■ **Materials provided**:
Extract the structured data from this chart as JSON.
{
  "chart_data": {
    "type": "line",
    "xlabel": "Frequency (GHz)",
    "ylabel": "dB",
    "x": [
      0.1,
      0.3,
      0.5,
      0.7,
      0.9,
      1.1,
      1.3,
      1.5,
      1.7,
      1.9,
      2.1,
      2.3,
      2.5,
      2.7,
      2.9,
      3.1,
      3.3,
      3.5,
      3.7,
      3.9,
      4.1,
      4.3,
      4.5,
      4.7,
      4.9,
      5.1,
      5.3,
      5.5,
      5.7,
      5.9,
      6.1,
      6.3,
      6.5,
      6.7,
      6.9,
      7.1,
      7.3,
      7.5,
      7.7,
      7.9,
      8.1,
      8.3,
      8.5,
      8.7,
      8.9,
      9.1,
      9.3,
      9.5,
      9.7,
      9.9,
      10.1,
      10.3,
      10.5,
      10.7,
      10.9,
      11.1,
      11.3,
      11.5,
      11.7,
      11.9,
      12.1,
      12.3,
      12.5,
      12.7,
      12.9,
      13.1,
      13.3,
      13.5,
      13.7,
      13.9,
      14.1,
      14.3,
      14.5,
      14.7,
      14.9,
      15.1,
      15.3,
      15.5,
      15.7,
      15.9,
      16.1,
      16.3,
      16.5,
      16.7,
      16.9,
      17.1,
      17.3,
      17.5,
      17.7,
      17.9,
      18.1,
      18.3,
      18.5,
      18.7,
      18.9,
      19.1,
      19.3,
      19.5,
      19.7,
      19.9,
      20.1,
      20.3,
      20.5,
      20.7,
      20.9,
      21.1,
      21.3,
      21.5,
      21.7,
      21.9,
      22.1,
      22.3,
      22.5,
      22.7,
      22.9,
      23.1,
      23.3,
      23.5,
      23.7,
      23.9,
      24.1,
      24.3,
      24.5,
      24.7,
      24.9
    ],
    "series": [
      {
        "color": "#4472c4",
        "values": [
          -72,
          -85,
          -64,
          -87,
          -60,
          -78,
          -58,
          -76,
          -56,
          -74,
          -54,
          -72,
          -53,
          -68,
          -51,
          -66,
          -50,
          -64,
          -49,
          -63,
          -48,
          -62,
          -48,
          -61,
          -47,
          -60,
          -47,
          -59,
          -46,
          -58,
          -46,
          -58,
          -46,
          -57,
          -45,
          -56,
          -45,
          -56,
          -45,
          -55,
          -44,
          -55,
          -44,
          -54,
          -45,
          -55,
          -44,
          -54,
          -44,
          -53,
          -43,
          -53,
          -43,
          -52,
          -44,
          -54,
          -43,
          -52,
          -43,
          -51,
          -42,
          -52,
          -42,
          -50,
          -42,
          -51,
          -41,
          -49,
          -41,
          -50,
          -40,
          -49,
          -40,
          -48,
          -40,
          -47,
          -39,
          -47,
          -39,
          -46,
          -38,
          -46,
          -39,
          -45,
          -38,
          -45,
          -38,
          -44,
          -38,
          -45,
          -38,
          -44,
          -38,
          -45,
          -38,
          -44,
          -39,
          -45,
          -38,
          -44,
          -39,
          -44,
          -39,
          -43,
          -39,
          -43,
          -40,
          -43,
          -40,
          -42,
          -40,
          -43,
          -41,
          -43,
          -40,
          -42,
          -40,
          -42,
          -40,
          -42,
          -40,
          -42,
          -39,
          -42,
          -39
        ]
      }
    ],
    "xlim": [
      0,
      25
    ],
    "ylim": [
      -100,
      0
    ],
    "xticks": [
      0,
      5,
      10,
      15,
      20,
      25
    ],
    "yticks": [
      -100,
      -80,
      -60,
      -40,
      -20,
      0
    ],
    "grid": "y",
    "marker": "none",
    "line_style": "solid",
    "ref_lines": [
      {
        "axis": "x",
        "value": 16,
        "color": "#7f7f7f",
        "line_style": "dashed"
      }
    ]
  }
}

■ **Exercise**: Go through the records above and retype each one exactly.

■ **Response to this task**:
Extract the structured data from this chart as JSON.
{
  "chart_data": {
    "type": "line",
    "xlabel": "Frequency (GHz)",
    "ylabel": "dB",
    "x": [
      0.1,
      0.3,
      0.5,
      0.7,
      0.9,
      1.1,
      1.3,
      1.5,
      1.7,
      1.9,
      2.1,
      2.3,
      2.5,
      2.7,
      2.9,
      3.1,
      3.3,
      3.5,
      3.7,
      3.9,
      4.1,
      4.3,
      4.5,
      4.7,
      4.9,
      5.1,
      5.3,
      5.5,
      5.7,
      5.9,
      6.1,
      6.3,
      6.5,
      6.7,
      6.9,
      7.1,
      7.3,
      7.5,
      7.7,
      7.9,
      8.1,
      8.3,
      8.5,
      8.7,
      8.9,
      9.1,
      9.3,
      9.5,
      9.7,
      9.9,
      10.1,
      10.3,
      10.5,
      10.7,
      10.9,
      11.1,
      11.3,
      11.5,
      11.7,
      11.9,
      12.1,
      12.3,
      12.5,
      12.7,
      12.9,
      13.1,
      13.3,
      13.5,
      13.7,
      13.9,
      14.1,
      14.3,
      14.5,
      14.7,
      14.9,
      15.1,
      15.3,
      15.5,
      15.7,
      15.9,
      16.1,
      16.3,
      16.5,
      16.7,
      16.9,
      17.1,
      17.3,
      17.5,
      17.7,
      17.9,
      18.1,
      18.3,
      18.5,
      18.7,
      18.9,
      19.1,
      19.3,
      19.5,
      19.7,
      19.9,
      20.1,
      20.3,
      20.5,
      20.7,
      20.9,
      21.1,
      21.3,
      21.5,
      21.7,
      21.9,
      22.1,
      22.3,
      22.5,
      22.7,
      22.9,
      23.1,
      23.3,
      23.5,
      23.7,
      23.9,
      24.1,
      24.3,
      24.5,
      24.7,
      24.9
    ],
    "series": [
      {
        "color": "#4472c4",
        "values": [
          -72,
          -85,
          -64,
          -87,
          -60,
          -78,
          -58,
          -76,
          -56,
          -74,
          -54,
          -72,
          -53,
          -68,
          -51,
          -66,
          -50,
          -64,
          -49,
          -63,
          -48,
          -62,
          -48,
          -61,
          -47,
          -60,
          -47,
          -59,
          -46,
          -58,
          -46,
          -58,
          -46,
          -57,
          -45,
          -56,
          -45,
          -56,
          -45,
          -55,
          -44,
          -55,
          -44,
          -54,
          -45,
          -55,
          -44,
          -54,
          -44,
          -53,
          -43,
          -53,
          -43,
          -52,
          -44,
          -54,
          -43,
          -52,
          -43,
          -51,
          -42,
          -52,
          -42,
          -50,
          -42,
          -51,
          -41,
          -49,
          -41,
          -50,
          -40,
          -49,
          -40,
          -48,
          -40,
          -47,
          -39,
          -47,
          -39,
          -46,
          -38,
          -46,
          -39,
          -45,
          -38,
          -45,
          -38,
          -44,
          -38,
          -45,
          -38,
          -44,
          -38,
          -45,
          -38,
          -44,
          -39,
          -45,
          -38,
          -44,
          -39,
          -44,
          -39,
          -43,
          -39,
          -43,
          -40,
          -43,
          -40,
          -42,
          -40,
          -43,
          -41,
          -43,
          -40,
          -42,
          -40,
          -42,
          -40,
          -42,
          -40,
          -42,
          -39,
          -42,
          -39
        ]
      }
    ],
    "xlim": [
      0,
      25
    ],
    "ylim": [
      -100,
      0
    ],
    "xticks": [
      0,
      5,
      10,
      15,
      20,
      25
    ],
    "yticks": [
      -100,
      -80,
      -60,
      -40,
      -20,
      0
    ],
    "grid": "y",
    "marker": "none",
    "line_style": "solid",
    "ref_lines": [
      {
        "axis": "x",
        "value": 16,
        "color": "#7f7f7f",
        "line_style": "dashed"
      }
    ]
  }
}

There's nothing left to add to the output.